WHAT YOU WILL DO
Each line below should be retyped exactly, with no pictures.

INFORMATION PROVIDED
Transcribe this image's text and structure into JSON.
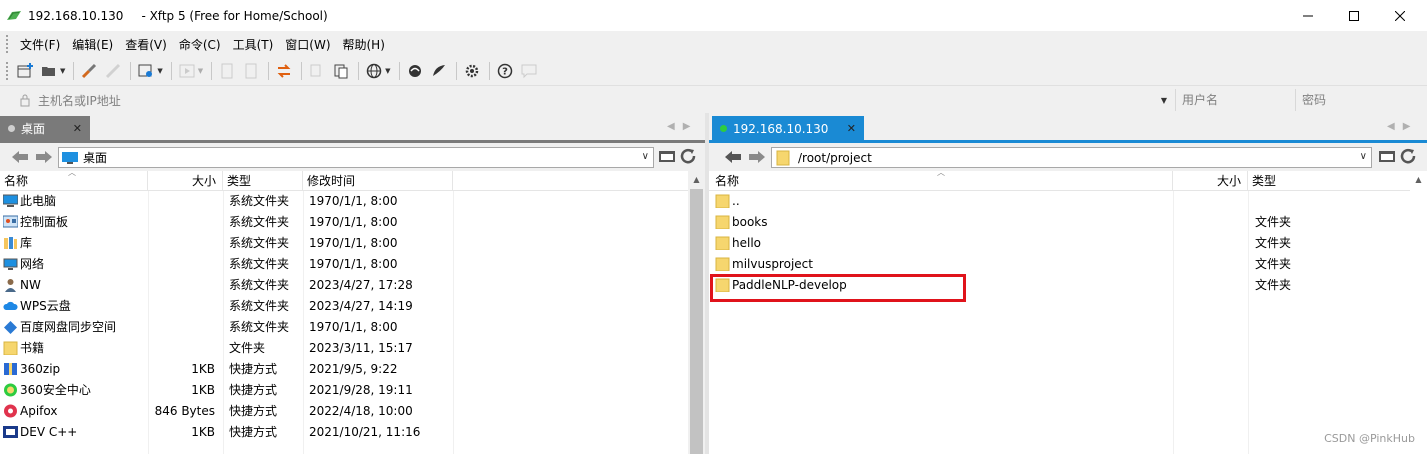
{
  "window": {
    "title_host": "192.168.10.130",
    "title_app": "- Xftp 5 (Free for Home/School)",
    "minimize": "—",
    "maximize": "☐",
    "close": "✕"
  },
  "menu": {
    "items": [
      "文件(F)",
      "编辑(E)",
      "查看(V)",
      "命令(C)",
      "工具(T)",
      "窗口(W)",
      "帮助(H)"
    ]
  },
  "toolbar": {
    "icons": [
      "new-session-icon",
      "open-folder-icon",
      "connect-icon",
      "disconnect-icon",
      "properties-icon",
      "transfer-icon",
      "refresh-icon",
      "copy-icon",
      "paste-icon",
      "sync-icon",
      "globe-icon",
      "shell-icon",
      "xshell-icon",
      "settings-icon",
      "help-icon",
      "chat-icon"
    ]
  },
  "address": {
    "host_placeholder": "主机名或IP地址",
    "user_placeholder": "用户名",
    "pass_placeholder": "密码"
  },
  "left": {
    "tab_label": "桌面",
    "tab_close": "✕",
    "path": "桌面",
    "columns": [
      "名称",
      "大小",
      "类型",
      "修改时间"
    ],
    "rows": [
      {
        "icon": "computer-icon",
        "name": "此电脑",
        "size": "",
        "type": "系统文件夹",
        "modified": "1970/1/1, 8:00"
      },
      {
        "icon": "control-panel-icon",
        "name": "控制面板",
        "size": "",
        "type": "系统文件夹",
        "modified": "1970/1/1, 8:00"
      },
      {
        "icon": "library-icon",
        "name": "库",
        "size": "",
        "type": "系统文件夹",
        "modified": "1970/1/1, 8:00"
      },
      {
        "icon": "network-icon",
        "name": "网络",
        "size": "",
        "type": "系统文件夹",
        "modified": "1970/1/1, 8:00"
      },
      {
        "icon": "user-icon",
        "name": "NW",
        "size": "",
        "type": "系统文件夹",
        "modified": "2023/4/27, 17:28"
      },
      {
        "icon": "cloud-icon",
        "name": "WPS云盘",
        "size": "",
        "type": "系统文件夹",
        "modified": "2023/4/27, 14:19"
      },
      {
        "icon": "sync-drive-icon",
        "name": "百度网盘同步空间",
        "size": "",
        "type": "系统文件夹",
        "modified": "1970/1/1, 8:00"
      },
      {
        "icon": "folder-icon",
        "name": "书籍",
        "size": "",
        "type": "文件夹",
        "modified": "2023/3/11, 15:17"
      },
      {
        "icon": "zip-app-icon",
        "name": "360zip",
        "size": "1KB",
        "type": "快捷方式",
        "modified": "2021/9/5, 9:22"
      },
      {
        "icon": "security-app-icon",
        "name": "360安全中心",
        "size": "1KB",
        "type": "快捷方式",
        "modified": "2021/9/28, 19:11"
      },
      {
        "icon": "apifox-app-icon",
        "name": "Apifox",
        "size": "846 Bytes",
        "type": "快捷方式",
        "modified": "2022/4/18, 10:00"
      },
      {
        "icon": "devcpp-app-icon",
        "name": "DEV C++",
        "size": "1KB",
        "type": "快捷方式",
        "modified": "2021/10/21, 11:16"
      }
    ]
  },
  "right": {
    "tab_label": "192.168.10.130",
    "tab_close": "✕",
    "path": "/root/project",
    "columns": [
      "名称",
      "大小",
      "类型"
    ],
    "rows": [
      {
        "icon": "folder-icon",
        "name": "..",
        "size": "",
        "type": ""
      },
      {
        "icon": "folder-icon",
        "name": "books",
        "size": "",
        "type": "文件夹"
      },
      {
        "icon": "folder-icon",
        "name": "hello",
        "size": "",
        "type": "文件夹"
      },
      {
        "icon": "folder-icon",
        "name": "milvusproject",
        "size": "",
        "type": "文件夹"
      },
      {
        "icon": "folder-icon",
        "name": "PaddleNLP-develop",
        "size": "",
        "type": "文件夹"
      }
    ]
  },
  "watermark": "CSDN @PinkHub",
  "colors": {
    "active_tab": "#1a8ad4",
    "inactive_tab": "#7a7a7a",
    "highlight": "#e0131b",
    "folder": "#f6d66e",
    "connected_dot": "#2ecc40"
  }
}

PROBLEM SOLUTION
Transcribe this image's text and structure into JSON.
{
  "window": {
    "title_host": "192.168.10.130",
    "title_app": "- Xftp 5 (Free for Home/School)",
    "minimize": "—",
    "maximize": "☐",
    "close": "✕"
  },
  "menu": {
    "items": [
      "文件(F)",
      "编辑(E)",
      "查看(V)",
      "命令(C)",
      "工具(T)",
      "窗口(W)",
      "帮助(H)"
    ]
  },
  "toolbar": {
    "icons": [
      "new-session-icon",
      "open-folder-icon",
      "connect-icon",
      "disconnect-icon",
      "properties-icon",
      "transfer-icon",
      "refresh-icon",
      "copy-icon",
      "paste-icon",
      "sync-icon",
      "globe-icon",
      "shell-icon",
      "xshell-icon",
      "settings-icon",
      "help-icon",
      "chat-icon"
    ]
  },
  "address": {
    "host_placeholder": "主机名或IP地址",
    "user_placeholder": "用户名",
    "pass_placeholder": "密码"
  },
  "left": {
    "tab_label": "桌面",
    "tab_close": "✕",
    "path": "桌面",
    "columns": [
      "名称",
      "大小",
      "类型",
      "修改时间"
    ],
    "rows": [
      {
        "icon": "computer-icon",
        "name": "此电脑",
        "size": "",
        "type": "系统文件夹",
        "modified": "1970/1/1, 8:00"
      },
      {
        "icon": "control-panel-icon",
        "name": "控制面板",
        "size": "",
        "type": "系统文件夹",
        "modified": "1970/1/1, 8:00"
      },
      {
        "icon": "library-icon",
        "name": "库",
        "size": "",
        "type": "系统文件夹",
        "modified": "1970/1/1, 8:00"
      },
      {
        "icon": "network-icon",
        "name": "网络",
        "size": "",
        "type": "系统文件夹",
        "modified": "1970/1/1, 8:00"
      },
      {
        "icon": "user-icon",
        "name": "NW",
        "size": "",
        "type": "系统文件夹",
        "modified": "2023/4/27, 17:28"
      },
      {
        "icon": "cloud-icon",
        "name": "WPS云盘",
        "size": "",
        "type": "系统文件夹",
        "modified": "2023/4/27, 14:19"
      },
      {
        "icon": "sync-drive-icon",
        "name": "百度网盘同步空间",
        "size": "",
        "type": "系统文件夹",
        "modified": "1970/1/1, 8:00"
      },
      {
        "icon": "folder-icon",
        "name": "书籍",
        "size": "",
        "type": "文件夹",
        "modified": "2023/3/11, 15:17"
      },
      {
        "icon": "zip-app-icon",
        "name": "360zip",
        "size": "1KB",
        "type": "快捷方式",
        "modified": "2021/9/5, 9:22"
      },
      {
        "icon": "security-app-icon",
        "name": "360安全中心",
        "size": "1KB",
        "type": "快捷方式",
        "modified": "2021/9/28, 19:11"
      },
      {
        "icon": "apifox-app-icon",
        "name": "Apifox",
        "size": "846 Bytes",
        "type": "快捷方式",
        "modified": "2022/4/18, 10:00"
      },
      {
        "icon": "devcpp-app-icon",
        "name": "DEV C++",
        "size": "1KB",
        "type": "快捷方式",
        "modified": "2021/10/21, 11:16"
      }
    ]
  },
  "right": {
    "tab_label": "192.168.10.130",
    "tab_close": "✕",
    "path": "/root/project",
    "columns": [
      "名称",
      "大小",
      "类型"
    ],
    "rows": [
      {
        "icon": "folder-icon",
        "name": "..",
        "size": "",
        "type": ""
      },
      {
        "icon": "folder-icon",
        "name": "books",
        "size": "",
        "type": "文件夹"
      },
      {
        "icon": "folder-icon",
        "name": "hello",
        "size": "",
        "type": "文件夹"
      },
      {
        "icon": "folder-icon",
        "name": "milvusproject",
        "size": "",
        "type": "文件夹"
      },
      {
        "icon": "folder-icon",
        "name": "PaddleNLP-develop",
        "size": "",
        "type": "文件夹"
      }
    ]
  },
  "watermark": "CSDN @PinkHub",
  "colors": {
    "active_tab": "#1a8ad4",
    "inactive_tab": "#7a7a7a",
    "highlight": "#e0131b",
    "folder": "#f6d66e",
    "connected_dot": "#2ecc40"
  }
}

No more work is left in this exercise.